**Task directions**
Type out the complete listing below word for word, without its pictures.

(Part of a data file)
------------------------------------------------------------------------
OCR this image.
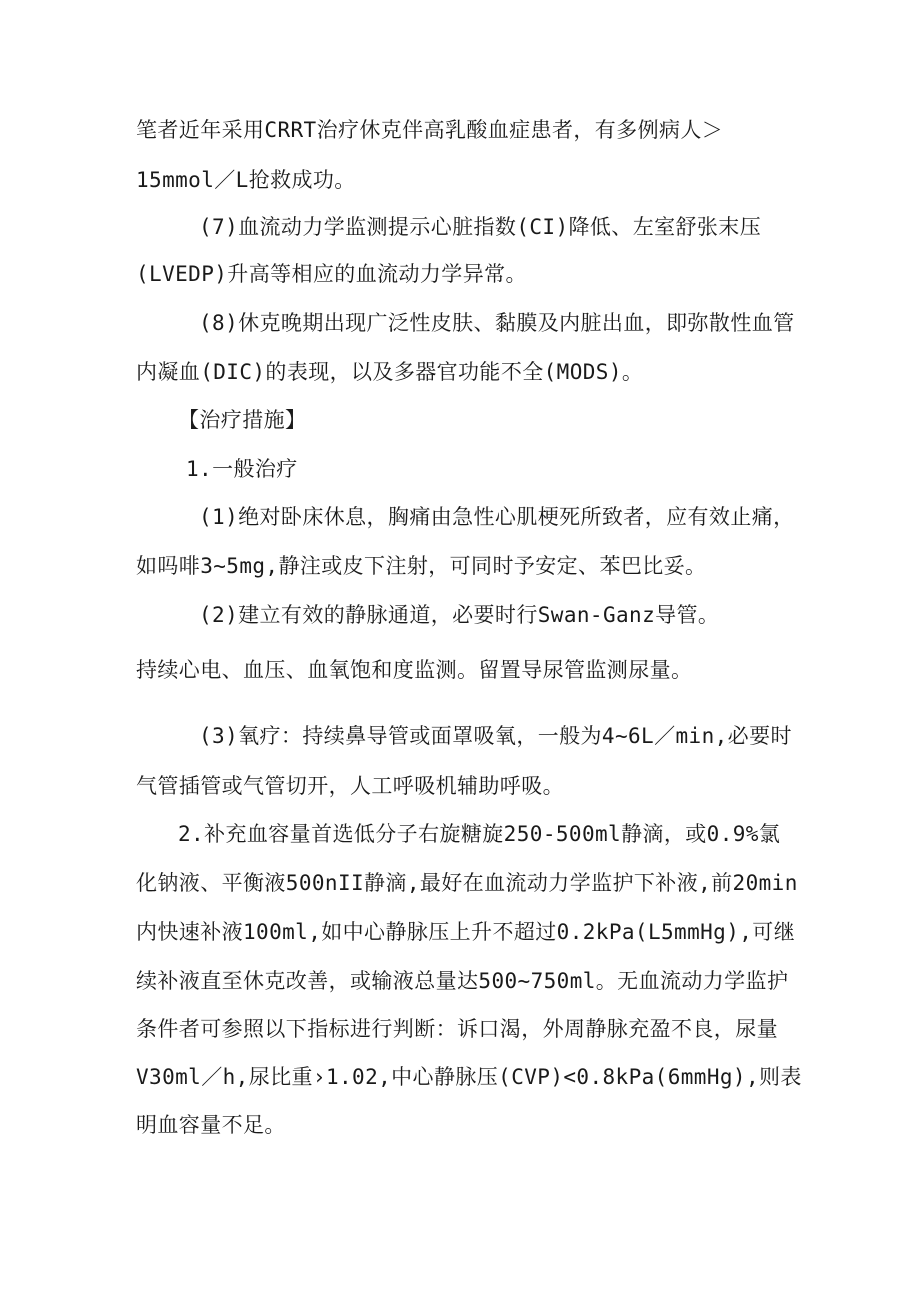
笔者近年采用CRRT治疗休克伴高乳酸血症患者，有多例病人＞
15mmol／L抢救成功。
(7)血流动力学监测提示心脏指数(CI)降低、左室舒张末压
(LVEDP)升高等相应的血流动力学异常。
(8)休克晚期出现广泛性皮肤、黏膜及内脏出血，即弥散性血管
内凝血(DIC)的表现，以及多器官功能不全(MODS)。
【治疗措施】
1.一般治疗
(1)绝对卧床休息，胸痛由急性心肌梗死所致者，应有效止痛，
如吗啡3~5mg,静注或皮下注射，可同时予安定、苯巴比妥。
(2)建立有效的静脉通道，必要时行Swan-Ganz导管。
持续心电、血压、血氧饱和度监测。留置导尿管监测尿量。
(3)氧疗：持续鼻导管或面罩吸氧，一般为4~6L／min,必要时
气管插管或气管切开，人工呼吸机辅助呼吸。
2.补充血容量首选低分子右旋糖旋250-500ml静滴，或0.9%氯
化钠液、平衡液500nII静滴,最好在血流动力学监护下补液,前20min
内快速补液100ml,如中心静脉压上升不超过0.2kPa(L5mmHg),可继
续补液直至休克改善，或输液总量达500~750ml。无血流动力学监护
条件者可参照以下指标进行判断：诉口渴，外周静脉充盈不良，尿量
V30ml／h,尿比重›1.02,中心静脉压(CVP)<0.8kPa(6mmHg),则表
明血容量不足。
------------------------------------------------------------------------
**Worked answer**
OCR this image.
笔者近年采用CRRT治疗休克伴高乳酸血症患者，有多例病人＞
15mmol／L抢救成功。
(7)血流动力学监测提示心脏指数(CI)降低、左室舒张末压
(LVEDP)升高等相应的血流动力学异常。
(8)休克晚期出现广泛性皮肤、黏膜及内脏出血，即弥散性血管
内凝血(DIC)的表现，以及多器官功能不全(MODS)。
【治疗措施】
1.一般治疗
(1)绝对卧床休息，胸痛由急性心肌梗死所致者，应有效止痛，
如吗啡3~5mg,静注或皮下注射，可同时予安定、苯巴比妥。
(2)建立有效的静脉通道，必要时行Swan-Ganz导管。
持续心电、血压、血氧饱和度监测。留置导尿管监测尿量。
(3)氧疗：持续鼻导管或面罩吸氧，一般为4~6L／min,必要时
气管插管或气管切开，人工呼吸机辅助呼吸。
2.补充血容量首选低分子右旋糖旋250-500ml静滴，或0.9%氯
化钠液、平衡液500nII静滴,最好在血流动力学监护下补液,前20min
内快速补液100ml,如中心静脉压上升不超过0.2kPa(L5mmHg),可继
续补液直至休克改善，或输液总量达500~750ml。无血流动力学监护
条件者可参照以下指标进行判断：诉口渴，外周静脉充盈不良，尿量
V30ml／h,尿比重›1.02,中心静脉压(CVP)<0.8kPa(6mmHg),则表
明血容量不足。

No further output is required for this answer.